* _Requirements_
Reproduce verbatim the stretch of items from the line containing "right-axis-tick-label: 1000 <box>2402" through the line containing "chart-title: PERと株価の推移 <box>1142", including both of those lines.

* _Stored rows_
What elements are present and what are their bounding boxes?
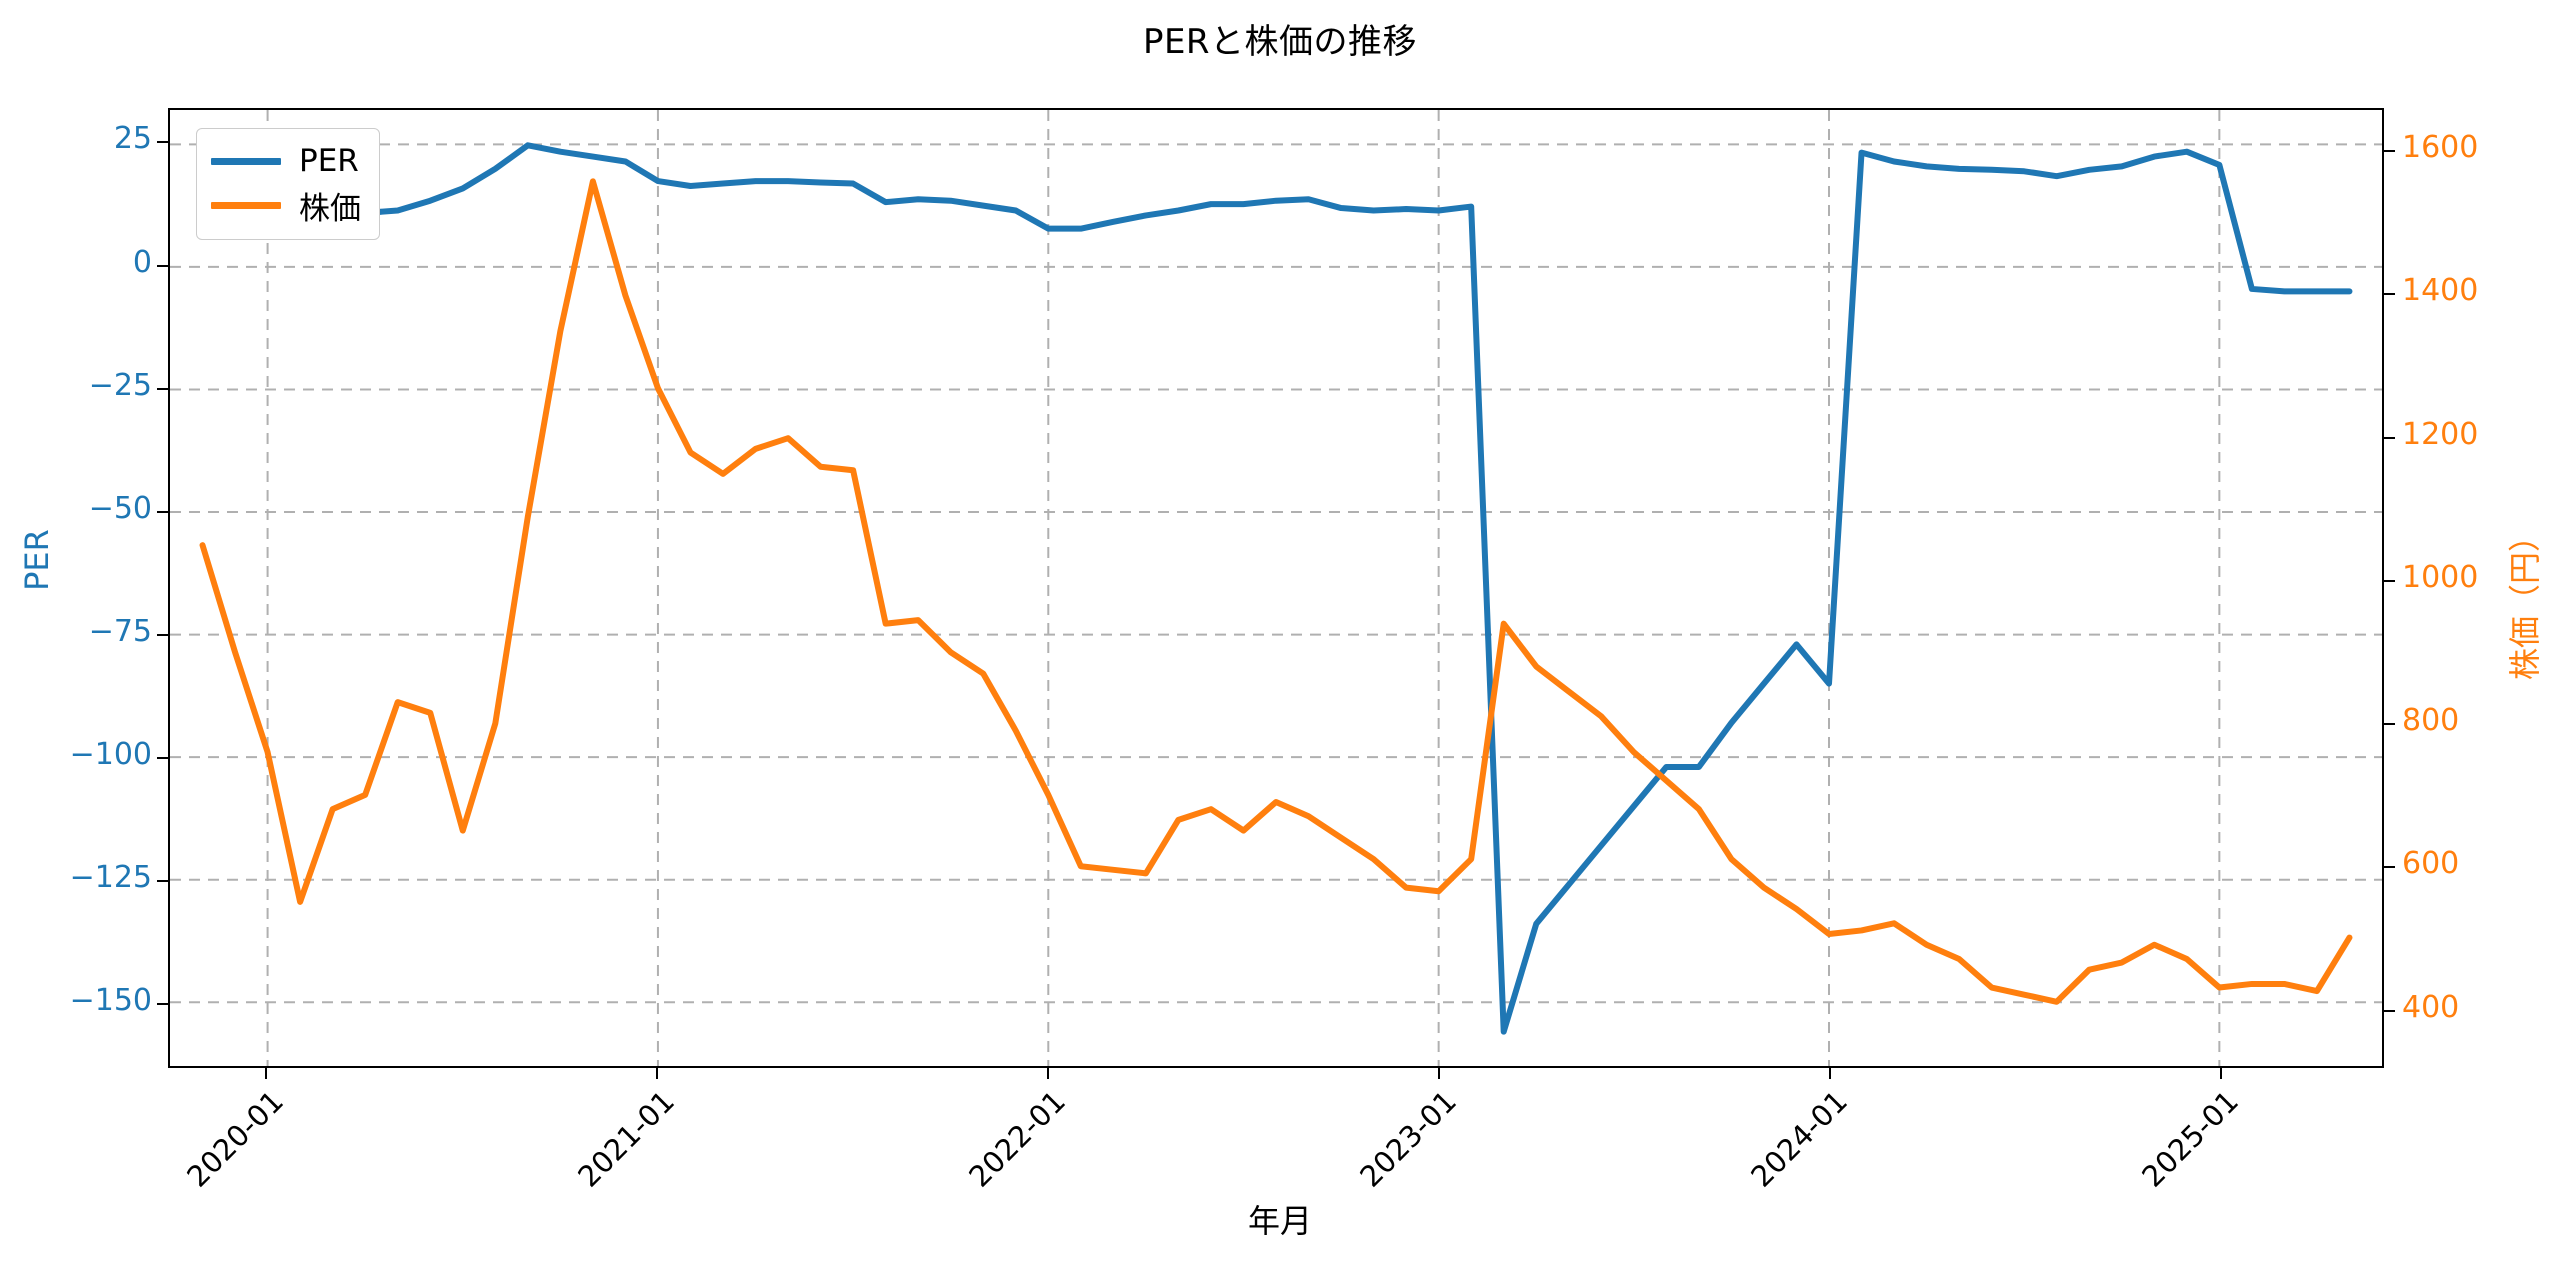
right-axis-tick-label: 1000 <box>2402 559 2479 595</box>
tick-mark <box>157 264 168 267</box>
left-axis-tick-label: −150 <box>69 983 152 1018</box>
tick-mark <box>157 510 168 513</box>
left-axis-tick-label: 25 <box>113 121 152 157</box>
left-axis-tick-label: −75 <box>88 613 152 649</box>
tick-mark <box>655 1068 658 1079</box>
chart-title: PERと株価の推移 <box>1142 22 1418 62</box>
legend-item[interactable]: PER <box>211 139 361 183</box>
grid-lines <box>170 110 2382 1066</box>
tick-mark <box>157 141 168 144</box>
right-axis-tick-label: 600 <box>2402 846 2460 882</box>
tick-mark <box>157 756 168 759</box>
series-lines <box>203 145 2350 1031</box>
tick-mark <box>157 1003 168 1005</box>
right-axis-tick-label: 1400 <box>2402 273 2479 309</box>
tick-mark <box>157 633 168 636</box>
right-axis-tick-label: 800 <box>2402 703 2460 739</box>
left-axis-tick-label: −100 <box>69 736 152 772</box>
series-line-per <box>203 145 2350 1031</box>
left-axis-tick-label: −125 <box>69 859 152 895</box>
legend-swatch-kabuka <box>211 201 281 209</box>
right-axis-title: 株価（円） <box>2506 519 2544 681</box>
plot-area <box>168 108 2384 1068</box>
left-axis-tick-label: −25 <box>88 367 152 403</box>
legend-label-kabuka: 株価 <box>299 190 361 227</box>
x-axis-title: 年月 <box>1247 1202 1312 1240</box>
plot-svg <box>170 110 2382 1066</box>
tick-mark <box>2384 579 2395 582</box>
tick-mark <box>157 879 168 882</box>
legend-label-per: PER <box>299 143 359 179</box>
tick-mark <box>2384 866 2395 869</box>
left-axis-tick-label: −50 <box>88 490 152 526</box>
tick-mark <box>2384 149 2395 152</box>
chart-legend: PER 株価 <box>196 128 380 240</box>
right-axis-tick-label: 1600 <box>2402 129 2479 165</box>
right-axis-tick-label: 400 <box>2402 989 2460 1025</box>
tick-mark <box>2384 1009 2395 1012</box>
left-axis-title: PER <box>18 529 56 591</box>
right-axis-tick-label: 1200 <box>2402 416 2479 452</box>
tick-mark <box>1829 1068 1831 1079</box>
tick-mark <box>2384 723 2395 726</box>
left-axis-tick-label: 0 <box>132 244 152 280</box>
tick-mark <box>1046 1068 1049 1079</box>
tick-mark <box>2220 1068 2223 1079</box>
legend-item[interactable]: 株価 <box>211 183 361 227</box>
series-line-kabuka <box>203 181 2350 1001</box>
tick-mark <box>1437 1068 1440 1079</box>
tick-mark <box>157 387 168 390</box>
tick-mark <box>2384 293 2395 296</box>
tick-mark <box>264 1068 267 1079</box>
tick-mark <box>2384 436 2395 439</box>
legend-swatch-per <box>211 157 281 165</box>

* _Response to this task_
right-axis-tick-label: 1000 <box>2402 559 2479 595</box>
tick-mark <box>157 264 168 267</box>
left-axis-tick-label: −150 <box>69 983 152 1018</box>
tick-mark <box>157 510 168 513</box>
left-axis-tick-label: 25 <box>113 121 152 157</box>
left-axis-tick-label: −75 <box>88 613 152 649</box>
tick-mark <box>655 1068 658 1079</box>
chart-title: PERと株価の推移 <box>1142 22 1418 62</box>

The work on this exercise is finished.